### Data excerpts
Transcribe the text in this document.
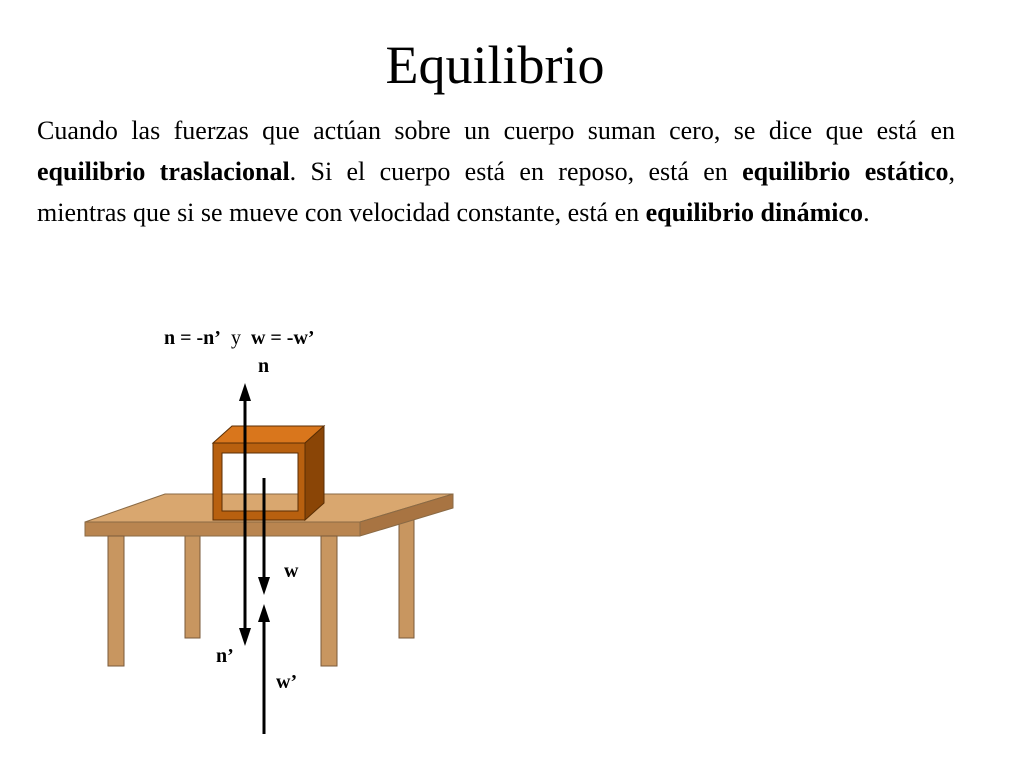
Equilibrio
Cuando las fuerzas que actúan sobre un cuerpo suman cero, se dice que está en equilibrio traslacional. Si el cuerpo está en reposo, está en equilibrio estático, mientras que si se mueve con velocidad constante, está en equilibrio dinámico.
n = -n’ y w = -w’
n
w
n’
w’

--

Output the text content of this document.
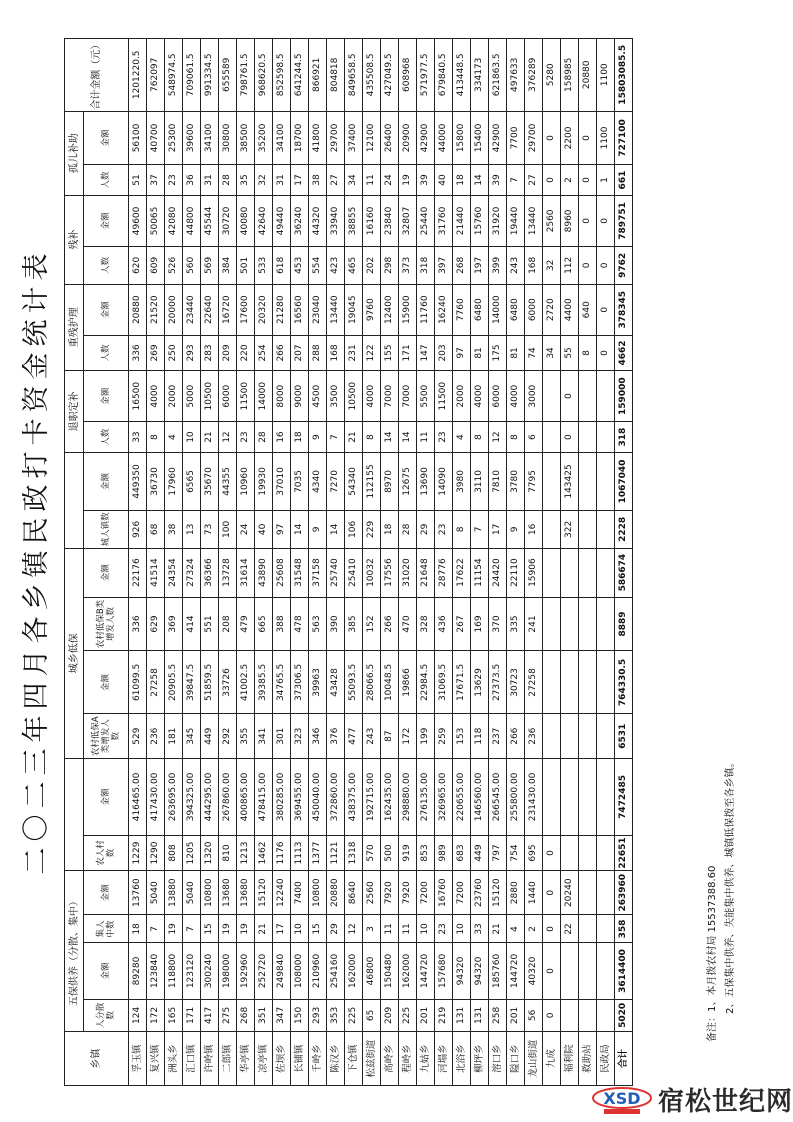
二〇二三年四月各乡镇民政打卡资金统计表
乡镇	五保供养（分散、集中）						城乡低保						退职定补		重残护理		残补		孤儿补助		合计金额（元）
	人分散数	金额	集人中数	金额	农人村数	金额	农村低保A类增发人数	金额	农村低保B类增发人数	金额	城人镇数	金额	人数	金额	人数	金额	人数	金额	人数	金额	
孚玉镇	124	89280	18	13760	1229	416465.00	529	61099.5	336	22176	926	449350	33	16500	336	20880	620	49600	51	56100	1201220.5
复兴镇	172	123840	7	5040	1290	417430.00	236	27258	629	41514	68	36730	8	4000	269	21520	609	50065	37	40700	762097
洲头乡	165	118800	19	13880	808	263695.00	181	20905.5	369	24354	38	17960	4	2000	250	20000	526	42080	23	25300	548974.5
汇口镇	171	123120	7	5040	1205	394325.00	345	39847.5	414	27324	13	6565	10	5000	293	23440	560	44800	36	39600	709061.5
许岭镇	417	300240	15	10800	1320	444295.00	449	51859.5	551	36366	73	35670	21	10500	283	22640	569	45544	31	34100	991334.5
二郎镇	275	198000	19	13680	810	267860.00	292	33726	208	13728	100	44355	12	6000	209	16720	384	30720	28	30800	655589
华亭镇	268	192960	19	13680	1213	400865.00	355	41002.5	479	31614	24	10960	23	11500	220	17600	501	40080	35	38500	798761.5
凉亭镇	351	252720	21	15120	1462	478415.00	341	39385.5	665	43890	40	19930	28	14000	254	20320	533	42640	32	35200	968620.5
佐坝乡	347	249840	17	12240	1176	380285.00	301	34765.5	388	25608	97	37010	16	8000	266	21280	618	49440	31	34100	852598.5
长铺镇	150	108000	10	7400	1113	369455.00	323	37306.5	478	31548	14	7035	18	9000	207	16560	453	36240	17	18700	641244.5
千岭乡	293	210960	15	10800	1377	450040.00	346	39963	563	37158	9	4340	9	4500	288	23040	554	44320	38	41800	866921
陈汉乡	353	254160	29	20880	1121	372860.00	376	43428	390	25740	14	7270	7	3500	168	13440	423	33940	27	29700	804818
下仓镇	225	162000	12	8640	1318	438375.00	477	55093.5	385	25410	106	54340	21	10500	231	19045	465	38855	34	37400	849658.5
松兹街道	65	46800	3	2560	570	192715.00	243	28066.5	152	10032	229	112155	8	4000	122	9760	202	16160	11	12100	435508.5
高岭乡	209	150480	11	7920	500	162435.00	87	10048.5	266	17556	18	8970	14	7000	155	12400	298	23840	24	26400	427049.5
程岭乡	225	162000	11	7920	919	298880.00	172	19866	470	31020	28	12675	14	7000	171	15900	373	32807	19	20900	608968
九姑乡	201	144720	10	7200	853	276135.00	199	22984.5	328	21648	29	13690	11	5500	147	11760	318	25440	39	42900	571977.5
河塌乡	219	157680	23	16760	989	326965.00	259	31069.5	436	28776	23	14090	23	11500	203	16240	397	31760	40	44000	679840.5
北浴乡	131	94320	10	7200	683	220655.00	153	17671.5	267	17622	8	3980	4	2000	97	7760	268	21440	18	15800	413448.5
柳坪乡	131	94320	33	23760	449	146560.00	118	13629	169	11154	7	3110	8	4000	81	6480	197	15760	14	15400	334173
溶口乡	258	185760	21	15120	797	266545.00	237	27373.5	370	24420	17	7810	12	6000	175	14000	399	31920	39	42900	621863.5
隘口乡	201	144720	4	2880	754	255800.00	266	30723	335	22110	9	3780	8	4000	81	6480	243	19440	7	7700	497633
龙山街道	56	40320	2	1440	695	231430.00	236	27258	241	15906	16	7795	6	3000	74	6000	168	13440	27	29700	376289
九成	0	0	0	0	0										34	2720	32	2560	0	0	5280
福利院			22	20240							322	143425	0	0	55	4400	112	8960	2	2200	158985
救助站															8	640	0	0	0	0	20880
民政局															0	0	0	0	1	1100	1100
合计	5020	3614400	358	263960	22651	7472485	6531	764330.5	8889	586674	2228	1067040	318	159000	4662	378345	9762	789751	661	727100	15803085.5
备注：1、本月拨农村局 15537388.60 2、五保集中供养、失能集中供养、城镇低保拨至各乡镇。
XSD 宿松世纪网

...

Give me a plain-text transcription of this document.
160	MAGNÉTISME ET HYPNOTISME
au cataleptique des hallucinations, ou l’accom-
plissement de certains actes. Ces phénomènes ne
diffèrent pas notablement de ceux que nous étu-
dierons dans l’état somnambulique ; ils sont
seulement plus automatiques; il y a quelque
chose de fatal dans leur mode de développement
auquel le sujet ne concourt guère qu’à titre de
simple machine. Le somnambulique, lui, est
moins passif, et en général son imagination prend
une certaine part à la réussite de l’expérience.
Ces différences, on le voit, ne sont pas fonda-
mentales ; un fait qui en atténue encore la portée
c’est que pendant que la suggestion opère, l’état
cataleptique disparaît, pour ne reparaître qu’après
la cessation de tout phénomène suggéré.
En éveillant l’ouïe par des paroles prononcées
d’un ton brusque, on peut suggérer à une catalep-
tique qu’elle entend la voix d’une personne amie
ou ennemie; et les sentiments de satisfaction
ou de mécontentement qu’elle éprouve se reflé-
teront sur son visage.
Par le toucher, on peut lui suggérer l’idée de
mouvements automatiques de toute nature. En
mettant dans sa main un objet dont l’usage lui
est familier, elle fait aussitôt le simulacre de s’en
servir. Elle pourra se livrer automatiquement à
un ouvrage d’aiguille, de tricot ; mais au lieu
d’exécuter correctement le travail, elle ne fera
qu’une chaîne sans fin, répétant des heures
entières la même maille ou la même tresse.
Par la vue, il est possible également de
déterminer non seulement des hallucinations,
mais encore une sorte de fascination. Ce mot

### Stated exercise
Among the lines of the material, find those that hold the word "état" and copy them.

### Task answer
dierons dans l’état somnambulique ; ils sont
c’est que pendant que la suggestion opère, l’état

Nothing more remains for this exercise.